- Exercise task -
Output each entry that follows exactly. Images stay out.
:::
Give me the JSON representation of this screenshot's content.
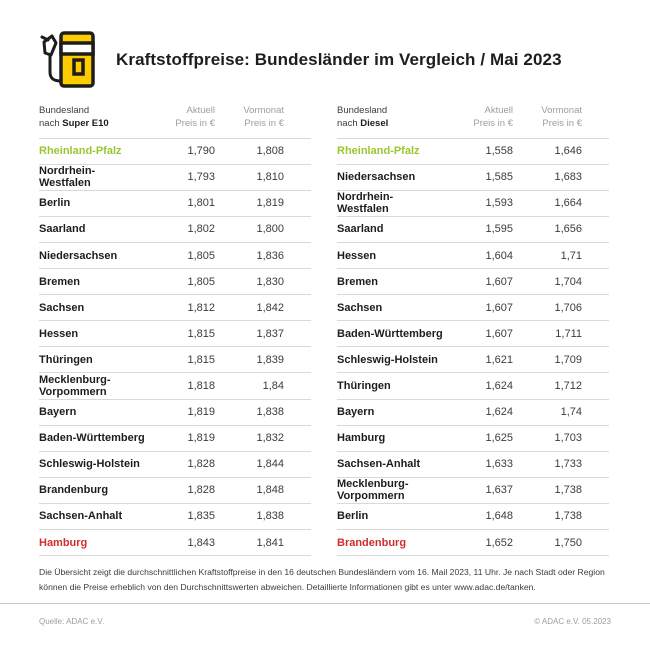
{
  "header": {
    "title": "Kraftstoffpreise: Bundesländer im Vergleich / Mai 2023"
  },
  "colors": {
    "brand_yellow": "#ffcc00",
    "outline_dark": "#1d1d1b",
    "highlight_green": "#9ac632",
    "highlight_red": "#cf2e2e",
    "muted_gray": "#9d9d9c",
    "border_gray": "#d9d9d9"
  },
  "tables": [
    {
      "header": {
        "line1": "Bundesland",
        "line2_prefix": "nach ",
        "line2_bold": "Super E10",
        "col_current_line1": "Aktuell",
        "col_current_line2": "Preis in €",
        "col_previous_line1": "Vormonat",
        "col_previous_line2": "Preis in €"
      },
      "rows": [
        {
          "name": "Rheinland-Pfalz",
          "current": "1,790",
          "previous": "1,808",
          "highlight": "green"
        },
        {
          "name": "Nordrhein-Westfalen",
          "current": "1,793",
          "previous": "1,810",
          "highlight": "none"
        },
        {
          "name": "Berlin",
          "current": "1,801",
          "previous": "1,819",
          "highlight": "none"
        },
        {
          "name": "Saarland",
          "current": "1,802",
          "previous": "1,800",
          "highlight": "none"
        },
        {
          "name": "Niedersachsen",
          "current": "1,805",
          "previous": "1,836",
          "highlight": "none"
        },
        {
          "name": "Bremen",
          "current": "1,805",
          "previous": "1,830",
          "highlight": "none"
        },
        {
          "name": "Sachsen",
          "current": "1,812",
          "previous": "1,842",
          "highlight": "none"
        },
        {
          "name": "Hessen",
          "current": "1,815",
          "previous": "1,837",
          "highlight": "none"
        },
        {
          "name": "Thüringen",
          "current": "1,815",
          "previous": "1,839",
          "highlight": "none"
        },
        {
          "name": "Mecklenburg-Vorpommern",
          "current": "1,818",
          "previous": "1,84",
          "highlight": "none"
        },
        {
          "name": "Bayern",
          "current": "1,819",
          "previous": "1,838",
          "highlight": "none"
        },
        {
          "name": "Baden-Württemberg",
          "current": "1,819",
          "previous": "1,832",
          "highlight": "none"
        },
        {
          "name": "Schleswig-Holstein",
          "current": "1,828",
          "previous": "1,844",
          "highlight": "none"
        },
        {
          "name": "Brandenburg",
          "current": "1,828",
          "previous": "1,848",
          "highlight": "none"
        },
        {
          "name": "Sachsen-Anhalt",
          "current": "1,835",
          "previous": "1,838",
          "highlight": "none"
        },
        {
          "name": "Hamburg",
          "current": "1,843",
          "previous": "1,841",
          "highlight": "red"
        }
      ]
    },
    {
      "header": {
        "line1": "Bundesland",
        "line2_prefix": "nach ",
        "line2_bold": "Diesel",
        "col_current_line1": "Aktuell",
        "col_current_line2": "Preis in €",
        "col_previous_line1": "Vormonat",
        "col_previous_line2": "Preis in €"
      },
      "rows": [
        {
          "name": "Rheinland-Pfalz",
          "current": "1,558",
          "previous": "1,646",
          "highlight": "green"
        },
        {
          "name": "Niedersachsen",
          "current": "1,585",
          "previous": "1,683",
          "highlight": "none"
        },
        {
          "name": "Nordrhein-Westfalen",
          "current": "1,593",
          "previous": "1,664",
          "highlight": "none"
        },
        {
          "name": "Saarland",
          "current": "1,595",
          "previous": "1,656",
          "highlight": "none"
        },
        {
          "name": "Hessen",
          "current": "1,604",
          "previous": "1,71",
          "highlight": "none"
        },
        {
          "name": "Bremen",
          "current": "1,607",
          "previous": "1,704",
          "highlight": "none"
        },
        {
          "name": "Sachsen",
          "current": "1,607",
          "previous": "1,706",
          "highlight": "none"
        },
        {
          "name": "Baden-Württemberg",
          "current": "1,607",
          "previous": "1,711",
          "highlight": "none"
        },
        {
          "name": "Schleswig-Holstein",
          "current": "1,621",
          "previous": "1,709",
          "highlight": "none"
        },
        {
          "name": "Thüringen",
          "current": "1,624",
          "previous": "1,712",
          "highlight": "none"
        },
        {
          "name": "Bayern",
          "current": "1,624",
          "previous": "1,74",
          "highlight": "none"
        },
        {
          "name": "Hamburg",
          "current": "1,625",
          "previous": "1,703",
          "highlight": "none"
        },
        {
          "name": "Sachsen-Anhalt",
          "current": "1,633",
          "previous": "1,733",
          "highlight": "none"
        },
        {
          "name": "Mecklenburg-Vorpommern",
          "current": "1,637",
          "previous": "1,738",
          "highlight": "none"
        },
        {
          "name": "Berlin",
          "current": "1,648",
          "previous": "1,738",
          "highlight": "none"
        },
        {
          "name": "Brandenburg",
          "current": "1,652",
          "previous": "1,750",
          "highlight": "red"
        }
      ]
    }
  ],
  "footnote": {
    "text": "Die Übersicht zeigt die durchschnittlichen Kraftstoffpreise in den 16 deutschen Bundesländern vom 16. Mail 2023, 11 Uhr. Je nach Stadt oder Region können die Preise erheblich von den Durchschnittswerten abweichen. Detaillierte Informationen gibt es unter www.adac.de/tanken."
  },
  "footer": {
    "source": "Quelle: ADAC e.V.",
    "copyright": "© ADAC e.V. 05.2023"
  }
}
:::
- Solution to the problem -
Give me the JSON representation of this screenshot's content.
{
  "header": {
    "title": "Kraftstoffpreise: Bundesländer im Vergleich / Mai 2023"
  },
  "colors": {
    "brand_yellow": "#ffcc00",
    "outline_dark": "#1d1d1b",
    "highlight_green": "#9ac632",
    "highlight_red": "#cf2e2e",
    "muted_gray": "#9d9d9c",
    "border_gray": "#d9d9d9"
  },
  "tables": [
    {
      "header": {
        "line1": "Bundesland",
        "line2_prefix": "nach ",
        "line2_bold": "Super E10",
        "col_current_line1": "Aktuell",
        "col_current_line2": "Preis in €",
        "col_previous_line1": "Vormonat",
        "col_previous_line2": "Preis in €"
      },
      "rows": [
        {
          "name": "Rheinland-Pfalz",
          "current": "1,790",
          "previous": "1,808",
          "highlight": "green"
        },
        {
          "name": "Nordrhein-Westfalen",
          "current": "1,793",
          "previous": "1,810",
          "highlight": "none"
        },
        {
          "name": "Berlin",
          "current": "1,801",
          "previous": "1,819",
          "highlight": "none"
        },
        {
          "name": "Saarland",
          "current": "1,802",
          "previous": "1,800",
          "highlight": "none"
        },
        {
          "name": "Niedersachsen",
          "current": "1,805",
          "previous": "1,836",
          "highlight": "none"
        },
        {
          "name": "Bremen",
          "current": "1,805",
          "previous": "1,830",
          "highlight": "none"
        },
        {
          "name": "Sachsen",
          "current": "1,812",
          "previous": "1,842",
          "highlight": "none"
        },
        {
          "name": "Hessen",
          "current": "1,815",
          "previous": "1,837",
          "highlight": "none"
        },
        {
          "name": "Thüringen",
          "current": "1,815",
          "previous": "1,839",
          "highlight": "none"
        },
        {
          "name": "Mecklenburg-Vorpommern",
          "current": "1,818",
          "previous": "1,84",
          "highlight": "none"
        },
        {
          "name": "Bayern",
          "current": "1,819",
          "previous": "1,838",
          "highlight": "none"
        },
        {
          "name": "Baden-Württemberg",
          "current": "1,819",
          "previous": "1,832",
          "highlight": "none"
        },
        {
          "name": "Schleswig-Holstein",
          "current": "1,828",
          "previous": "1,844",
          "highlight": "none"
        },
        {
          "name": "Brandenburg",
          "current": "1,828",
          "previous": "1,848",
          "highlight": "none"
        },
        {
          "name": "Sachsen-Anhalt",
          "current": "1,835",
          "previous": "1,838",
          "highlight": "none"
        },
        {
          "name": "Hamburg",
          "current": "1,843",
          "previous": "1,841",
          "highlight": "red"
        }
      ]
    },
    {
      "header": {
        "line1": "Bundesland",
        "line2_prefix": "nach ",
        "line2_bold": "Diesel",
        "col_current_line1": "Aktuell",
        "col_current_line2": "Preis in €",
        "col_previous_line1": "Vormonat",
        "col_previous_line2": "Preis in €"
      },
      "rows": [
        {
          "name": "Rheinland-Pfalz",
          "current": "1,558",
          "previous": "1,646",
          "highlight": "green"
        },
        {
          "name": "Niedersachsen",
          "current": "1,585",
          "previous": "1,683",
          "highlight": "none"
        },
        {
          "name": "Nordrhein-Westfalen",
          "current": "1,593",
          "previous": "1,664",
          "highlight": "none"
        },
        {
          "name": "Saarland",
          "current": "1,595",
          "previous": "1,656",
          "highlight": "none"
        },
        {
          "name": "Hessen",
          "current": "1,604",
          "previous": "1,71",
          "highlight": "none"
        },
        {
          "name": "Bremen",
          "current": "1,607",
          "previous": "1,704",
          "highlight": "none"
        },
        {
          "name": "Sachsen",
          "current": "1,607",
          "previous": "1,706",
          "highlight": "none"
        },
        {
          "name": "Baden-Württemberg",
          "current": "1,607",
          "previous": "1,711",
          "highlight": "none"
        },
        {
          "name": "Schleswig-Holstein",
          "current": "1,621",
          "previous": "1,709",
          "highlight": "none"
        },
        {
          "name": "Thüringen",
          "current": "1,624",
          "previous": "1,712",
          "highlight": "none"
        },
        {
          "name": "Bayern",
          "current": "1,624",
          "previous": "1,74",
          "highlight": "none"
        },
        {
          "name": "Hamburg",
          "current": "1,625",
          "previous": "1,703",
          "highlight": "none"
        },
        {
          "name": "Sachsen-Anhalt",
          "current": "1,633",
          "previous": "1,733",
          "highlight": "none"
        },
        {
          "name": "Mecklenburg-Vorpommern",
          "current": "1,637",
          "previous": "1,738",
          "highlight": "none"
        },
        {
          "name": "Berlin",
          "current": "1,648",
          "previous": "1,738",
          "highlight": "none"
        },
        {
          "name": "Brandenburg",
          "current": "1,652",
          "previous": "1,750",
          "highlight": "red"
        }
      ]
    }
  ],
  "footnote": {
    "text": "Die Übersicht zeigt die durchschnittlichen Kraftstoffpreise in den 16 deutschen Bundesländern vom 16. Mail 2023, 11 Uhr. Je nach Stadt oder Region können die Preise erheblich von den Durchschnittswerten abweichen. Detaillierte Informationen gibt es unter www.adac.de/tanken."
  },
  "footer": {
    "source": "Quelle: ADAC e.V.",
    "copyright": "© ADAC e.V. 05.2023"
  }
}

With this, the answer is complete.